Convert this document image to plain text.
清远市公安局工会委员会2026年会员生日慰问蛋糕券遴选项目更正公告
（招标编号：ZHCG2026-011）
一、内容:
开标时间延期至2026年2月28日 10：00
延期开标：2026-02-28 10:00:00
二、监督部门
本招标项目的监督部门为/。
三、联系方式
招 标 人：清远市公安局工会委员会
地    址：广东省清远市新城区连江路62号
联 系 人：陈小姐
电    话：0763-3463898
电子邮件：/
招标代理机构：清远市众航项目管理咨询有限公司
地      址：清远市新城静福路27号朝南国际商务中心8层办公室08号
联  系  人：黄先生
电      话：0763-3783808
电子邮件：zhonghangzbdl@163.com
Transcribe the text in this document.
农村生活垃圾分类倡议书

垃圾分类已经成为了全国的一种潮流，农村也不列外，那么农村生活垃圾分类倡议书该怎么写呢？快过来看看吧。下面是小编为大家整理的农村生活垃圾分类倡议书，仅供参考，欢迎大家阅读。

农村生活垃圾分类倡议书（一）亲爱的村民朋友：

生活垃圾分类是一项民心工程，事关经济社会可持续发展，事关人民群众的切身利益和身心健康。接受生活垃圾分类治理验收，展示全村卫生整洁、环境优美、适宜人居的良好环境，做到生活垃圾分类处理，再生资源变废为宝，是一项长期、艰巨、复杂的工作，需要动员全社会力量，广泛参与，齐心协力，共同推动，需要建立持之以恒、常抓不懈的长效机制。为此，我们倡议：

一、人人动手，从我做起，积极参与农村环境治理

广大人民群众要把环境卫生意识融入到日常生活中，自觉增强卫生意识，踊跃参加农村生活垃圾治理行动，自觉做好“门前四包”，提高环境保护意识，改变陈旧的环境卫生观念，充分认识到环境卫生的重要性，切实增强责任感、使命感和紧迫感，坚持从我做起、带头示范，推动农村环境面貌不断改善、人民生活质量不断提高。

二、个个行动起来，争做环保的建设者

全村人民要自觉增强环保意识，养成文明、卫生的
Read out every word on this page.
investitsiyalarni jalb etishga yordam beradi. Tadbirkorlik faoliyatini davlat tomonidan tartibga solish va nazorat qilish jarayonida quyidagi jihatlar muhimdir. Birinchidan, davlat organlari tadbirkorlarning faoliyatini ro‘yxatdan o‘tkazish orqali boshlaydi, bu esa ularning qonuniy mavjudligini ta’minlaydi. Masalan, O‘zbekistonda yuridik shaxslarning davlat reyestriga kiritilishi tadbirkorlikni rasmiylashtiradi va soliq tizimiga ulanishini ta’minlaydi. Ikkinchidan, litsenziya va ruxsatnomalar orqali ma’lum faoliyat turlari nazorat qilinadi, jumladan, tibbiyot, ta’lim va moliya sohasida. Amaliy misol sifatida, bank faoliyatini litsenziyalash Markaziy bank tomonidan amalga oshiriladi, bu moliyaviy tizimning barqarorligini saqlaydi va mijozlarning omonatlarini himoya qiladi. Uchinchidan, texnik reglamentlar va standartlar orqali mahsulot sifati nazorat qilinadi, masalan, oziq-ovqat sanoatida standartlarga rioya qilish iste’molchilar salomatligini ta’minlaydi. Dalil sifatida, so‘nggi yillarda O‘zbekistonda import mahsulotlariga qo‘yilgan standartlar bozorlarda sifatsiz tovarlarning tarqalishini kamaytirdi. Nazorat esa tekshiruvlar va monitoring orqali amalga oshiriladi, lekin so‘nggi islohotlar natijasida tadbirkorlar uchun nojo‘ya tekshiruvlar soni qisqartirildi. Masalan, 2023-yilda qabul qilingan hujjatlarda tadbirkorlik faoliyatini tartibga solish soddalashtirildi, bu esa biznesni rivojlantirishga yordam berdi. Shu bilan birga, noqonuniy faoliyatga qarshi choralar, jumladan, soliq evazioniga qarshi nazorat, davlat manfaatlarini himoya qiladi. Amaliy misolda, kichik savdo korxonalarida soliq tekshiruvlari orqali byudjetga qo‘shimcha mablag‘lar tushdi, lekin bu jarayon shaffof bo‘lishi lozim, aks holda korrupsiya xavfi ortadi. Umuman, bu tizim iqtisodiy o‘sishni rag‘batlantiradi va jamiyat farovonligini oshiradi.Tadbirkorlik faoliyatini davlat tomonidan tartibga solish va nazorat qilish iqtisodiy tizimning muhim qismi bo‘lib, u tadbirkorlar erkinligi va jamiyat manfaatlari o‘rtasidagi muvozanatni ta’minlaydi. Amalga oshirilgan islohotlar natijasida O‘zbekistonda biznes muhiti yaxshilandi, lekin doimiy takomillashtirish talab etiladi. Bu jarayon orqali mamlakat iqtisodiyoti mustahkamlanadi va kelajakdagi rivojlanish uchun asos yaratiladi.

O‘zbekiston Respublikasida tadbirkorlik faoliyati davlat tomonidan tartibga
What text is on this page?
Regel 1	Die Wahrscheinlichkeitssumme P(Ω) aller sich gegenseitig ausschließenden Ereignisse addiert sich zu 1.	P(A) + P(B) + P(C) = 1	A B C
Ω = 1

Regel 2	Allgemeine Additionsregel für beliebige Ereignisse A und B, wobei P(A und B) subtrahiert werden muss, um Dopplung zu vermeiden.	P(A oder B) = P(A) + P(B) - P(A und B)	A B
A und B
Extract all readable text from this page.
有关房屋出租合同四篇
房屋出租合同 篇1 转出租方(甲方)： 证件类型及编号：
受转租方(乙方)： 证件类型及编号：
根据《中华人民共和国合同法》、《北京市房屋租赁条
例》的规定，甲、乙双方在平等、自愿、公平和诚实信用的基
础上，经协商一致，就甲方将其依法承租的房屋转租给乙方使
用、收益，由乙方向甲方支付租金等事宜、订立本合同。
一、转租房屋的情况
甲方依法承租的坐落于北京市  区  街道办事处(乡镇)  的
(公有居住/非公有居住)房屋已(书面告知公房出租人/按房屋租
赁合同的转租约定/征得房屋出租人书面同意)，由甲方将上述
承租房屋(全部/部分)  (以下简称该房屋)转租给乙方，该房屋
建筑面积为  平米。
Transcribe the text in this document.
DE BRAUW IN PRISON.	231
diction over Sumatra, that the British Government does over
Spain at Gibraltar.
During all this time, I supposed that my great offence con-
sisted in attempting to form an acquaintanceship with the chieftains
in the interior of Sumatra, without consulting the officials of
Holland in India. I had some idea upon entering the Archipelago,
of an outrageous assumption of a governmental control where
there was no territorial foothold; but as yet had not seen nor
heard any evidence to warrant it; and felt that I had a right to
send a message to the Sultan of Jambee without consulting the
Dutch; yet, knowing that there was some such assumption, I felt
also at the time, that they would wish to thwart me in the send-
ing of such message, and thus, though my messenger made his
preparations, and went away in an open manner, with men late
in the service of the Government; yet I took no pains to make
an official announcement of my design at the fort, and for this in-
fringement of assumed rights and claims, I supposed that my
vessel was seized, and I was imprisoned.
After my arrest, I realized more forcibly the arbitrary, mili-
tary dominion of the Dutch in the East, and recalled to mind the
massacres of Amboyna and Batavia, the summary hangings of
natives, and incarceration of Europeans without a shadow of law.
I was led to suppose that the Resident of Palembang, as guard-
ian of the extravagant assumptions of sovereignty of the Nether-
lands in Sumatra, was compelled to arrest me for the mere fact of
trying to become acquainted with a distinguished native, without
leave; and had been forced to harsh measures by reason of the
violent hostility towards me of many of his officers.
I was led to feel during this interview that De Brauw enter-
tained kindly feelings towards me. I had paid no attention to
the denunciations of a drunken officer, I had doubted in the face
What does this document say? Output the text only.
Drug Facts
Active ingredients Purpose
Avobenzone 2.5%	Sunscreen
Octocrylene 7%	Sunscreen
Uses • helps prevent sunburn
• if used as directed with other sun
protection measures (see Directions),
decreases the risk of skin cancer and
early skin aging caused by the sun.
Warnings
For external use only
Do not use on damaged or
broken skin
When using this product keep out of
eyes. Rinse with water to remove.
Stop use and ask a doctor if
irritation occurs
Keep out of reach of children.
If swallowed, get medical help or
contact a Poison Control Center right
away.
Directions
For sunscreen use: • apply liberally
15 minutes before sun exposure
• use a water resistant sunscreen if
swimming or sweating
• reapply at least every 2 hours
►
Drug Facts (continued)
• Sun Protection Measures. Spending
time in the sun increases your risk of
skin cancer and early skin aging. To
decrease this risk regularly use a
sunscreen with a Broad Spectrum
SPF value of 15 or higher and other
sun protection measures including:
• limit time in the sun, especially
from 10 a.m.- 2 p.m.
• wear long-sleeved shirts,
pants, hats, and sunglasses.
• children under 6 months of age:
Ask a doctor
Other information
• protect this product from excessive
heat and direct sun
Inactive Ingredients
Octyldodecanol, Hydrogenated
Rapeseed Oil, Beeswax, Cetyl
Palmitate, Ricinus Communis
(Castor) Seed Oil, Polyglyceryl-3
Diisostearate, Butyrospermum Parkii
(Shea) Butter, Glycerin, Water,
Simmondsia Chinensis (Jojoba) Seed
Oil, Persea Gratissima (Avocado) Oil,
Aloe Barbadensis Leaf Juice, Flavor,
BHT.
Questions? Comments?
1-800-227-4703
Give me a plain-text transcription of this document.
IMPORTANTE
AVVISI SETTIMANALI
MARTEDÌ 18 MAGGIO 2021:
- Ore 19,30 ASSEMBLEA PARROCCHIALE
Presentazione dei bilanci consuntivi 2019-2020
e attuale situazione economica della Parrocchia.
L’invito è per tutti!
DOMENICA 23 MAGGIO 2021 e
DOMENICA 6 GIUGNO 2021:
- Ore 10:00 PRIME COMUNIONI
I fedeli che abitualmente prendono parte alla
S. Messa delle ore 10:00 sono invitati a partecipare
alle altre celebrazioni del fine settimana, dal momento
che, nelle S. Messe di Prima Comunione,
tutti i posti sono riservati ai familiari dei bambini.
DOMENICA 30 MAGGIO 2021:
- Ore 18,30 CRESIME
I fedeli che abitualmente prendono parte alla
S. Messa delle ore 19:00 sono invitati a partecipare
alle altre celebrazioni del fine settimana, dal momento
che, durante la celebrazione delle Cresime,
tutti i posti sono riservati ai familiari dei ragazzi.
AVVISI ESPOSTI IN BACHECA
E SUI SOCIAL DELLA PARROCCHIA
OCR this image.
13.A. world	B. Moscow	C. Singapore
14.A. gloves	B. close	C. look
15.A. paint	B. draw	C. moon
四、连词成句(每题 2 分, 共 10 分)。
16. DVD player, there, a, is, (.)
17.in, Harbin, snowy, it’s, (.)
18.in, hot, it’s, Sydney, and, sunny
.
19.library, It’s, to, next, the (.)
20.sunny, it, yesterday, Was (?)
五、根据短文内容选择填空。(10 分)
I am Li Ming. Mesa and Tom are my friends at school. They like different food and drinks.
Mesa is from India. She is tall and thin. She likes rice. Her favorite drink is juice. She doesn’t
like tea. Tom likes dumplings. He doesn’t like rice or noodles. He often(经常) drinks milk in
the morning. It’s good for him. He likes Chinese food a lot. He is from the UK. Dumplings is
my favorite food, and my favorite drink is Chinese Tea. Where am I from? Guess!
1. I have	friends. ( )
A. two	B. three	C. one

◆ ◆ ◆ ◆ ◆ ◆ ◆

Task to complete >>
Copy every line above that includes the string "some".

Output for this task >>
Holland in India. I had some idea upon entering the Archipelago,
Dutch; yet, knowing that there was some such assumption, I felt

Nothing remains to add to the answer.